-- START --

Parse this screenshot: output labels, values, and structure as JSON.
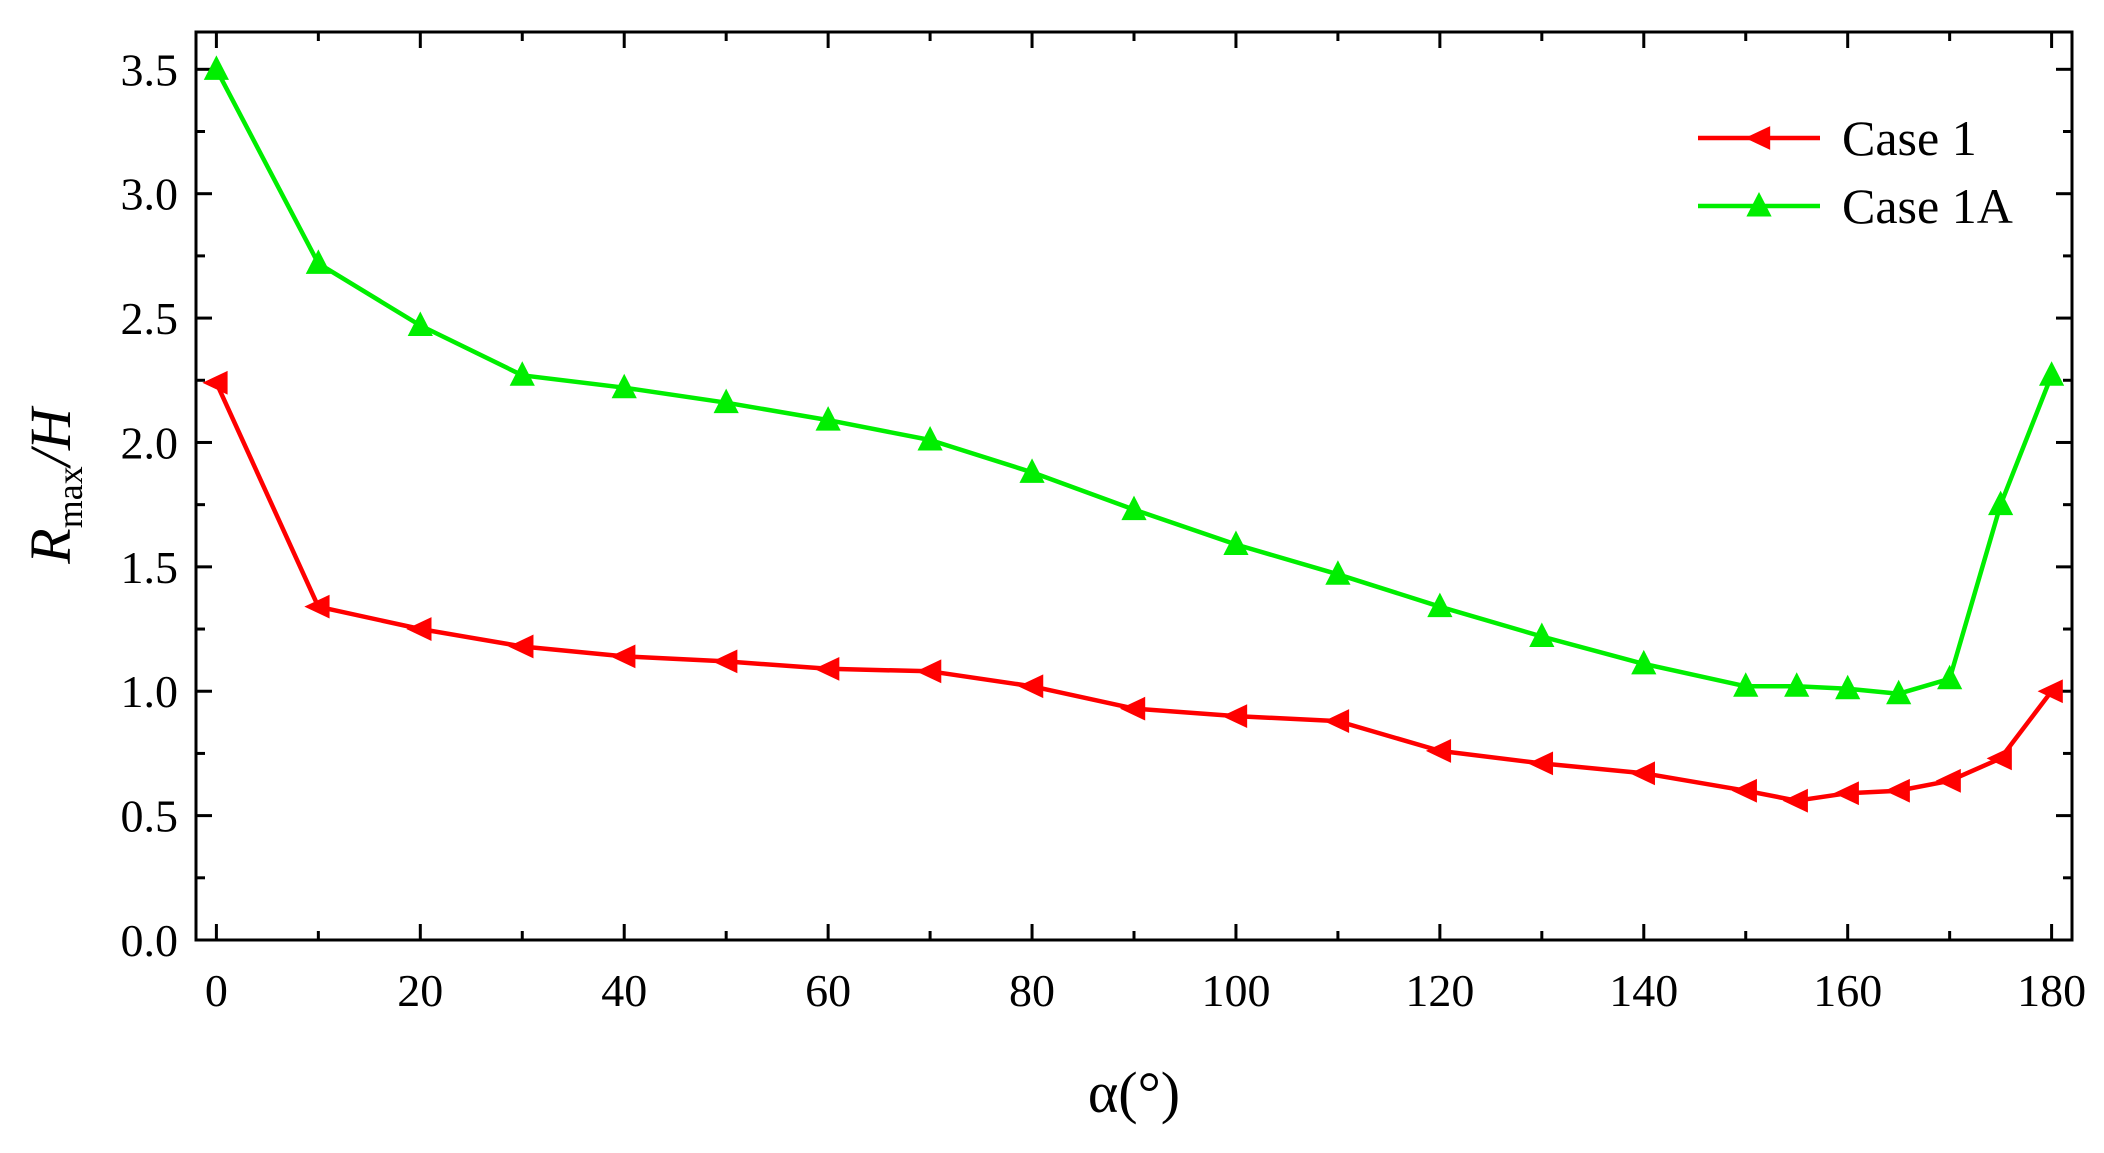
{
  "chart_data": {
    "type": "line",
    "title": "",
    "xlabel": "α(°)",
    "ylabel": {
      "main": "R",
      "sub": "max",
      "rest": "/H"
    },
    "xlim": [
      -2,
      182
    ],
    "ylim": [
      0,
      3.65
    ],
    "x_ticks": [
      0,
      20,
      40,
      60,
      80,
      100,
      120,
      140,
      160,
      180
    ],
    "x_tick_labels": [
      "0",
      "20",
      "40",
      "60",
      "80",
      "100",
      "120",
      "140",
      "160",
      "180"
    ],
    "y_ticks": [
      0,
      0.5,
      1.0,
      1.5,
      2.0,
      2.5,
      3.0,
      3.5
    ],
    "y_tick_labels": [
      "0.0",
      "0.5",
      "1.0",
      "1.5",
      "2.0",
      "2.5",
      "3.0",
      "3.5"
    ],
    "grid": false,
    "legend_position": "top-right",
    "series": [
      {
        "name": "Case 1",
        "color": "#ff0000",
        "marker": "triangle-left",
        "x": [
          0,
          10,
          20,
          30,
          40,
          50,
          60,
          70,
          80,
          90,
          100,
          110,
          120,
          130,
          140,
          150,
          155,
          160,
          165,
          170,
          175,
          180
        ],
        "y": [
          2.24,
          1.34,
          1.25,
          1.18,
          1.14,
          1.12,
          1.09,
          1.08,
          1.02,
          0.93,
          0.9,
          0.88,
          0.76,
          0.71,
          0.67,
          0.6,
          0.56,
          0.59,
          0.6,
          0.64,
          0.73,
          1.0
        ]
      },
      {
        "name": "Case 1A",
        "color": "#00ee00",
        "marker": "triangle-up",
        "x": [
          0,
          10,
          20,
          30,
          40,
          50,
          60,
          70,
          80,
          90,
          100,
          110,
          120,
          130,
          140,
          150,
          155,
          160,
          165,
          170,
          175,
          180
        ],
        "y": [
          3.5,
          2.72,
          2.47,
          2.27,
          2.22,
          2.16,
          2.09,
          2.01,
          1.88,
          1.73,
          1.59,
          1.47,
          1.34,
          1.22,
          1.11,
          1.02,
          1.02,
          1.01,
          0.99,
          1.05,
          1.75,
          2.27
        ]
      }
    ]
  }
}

-- END --
-- START --

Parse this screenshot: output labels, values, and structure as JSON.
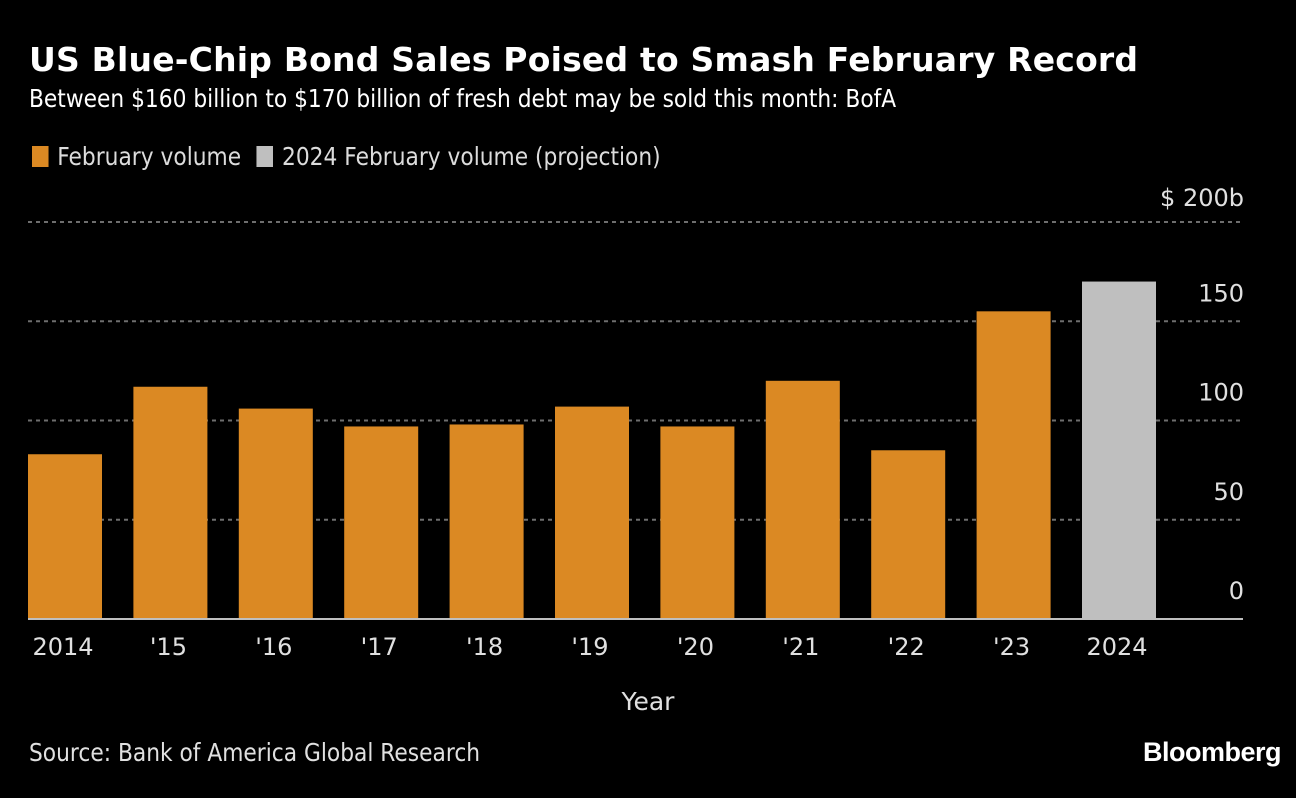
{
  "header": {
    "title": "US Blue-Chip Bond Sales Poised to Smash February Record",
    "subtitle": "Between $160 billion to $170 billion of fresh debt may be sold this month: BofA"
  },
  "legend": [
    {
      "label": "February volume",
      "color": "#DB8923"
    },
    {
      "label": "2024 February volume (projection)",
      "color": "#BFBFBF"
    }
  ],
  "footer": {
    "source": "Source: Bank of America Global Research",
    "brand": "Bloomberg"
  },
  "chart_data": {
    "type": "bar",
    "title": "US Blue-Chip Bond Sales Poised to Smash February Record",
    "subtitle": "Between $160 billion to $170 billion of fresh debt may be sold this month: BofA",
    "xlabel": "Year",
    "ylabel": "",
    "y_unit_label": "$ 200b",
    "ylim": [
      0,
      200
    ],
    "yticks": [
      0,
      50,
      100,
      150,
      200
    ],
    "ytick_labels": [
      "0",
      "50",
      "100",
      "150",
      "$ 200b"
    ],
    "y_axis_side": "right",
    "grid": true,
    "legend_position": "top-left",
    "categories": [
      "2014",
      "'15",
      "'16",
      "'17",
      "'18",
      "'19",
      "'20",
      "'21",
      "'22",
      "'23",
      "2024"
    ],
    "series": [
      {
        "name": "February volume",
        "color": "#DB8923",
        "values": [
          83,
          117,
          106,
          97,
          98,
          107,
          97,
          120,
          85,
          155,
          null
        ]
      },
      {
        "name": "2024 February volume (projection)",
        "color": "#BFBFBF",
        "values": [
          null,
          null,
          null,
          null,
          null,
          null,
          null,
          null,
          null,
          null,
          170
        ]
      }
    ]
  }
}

-- END --

*THE REQUEST*. Within the material above, find the lines that contain the word "debt"; copy them.

*COMPLETED TASK*.
    "subtitle": "Between $160 billion to $170 billion of fresh debt may be sold this month: BofA"
    "subtitle": "Between $160 billion to $170 billion of fresh debt may be sold this month: BofA",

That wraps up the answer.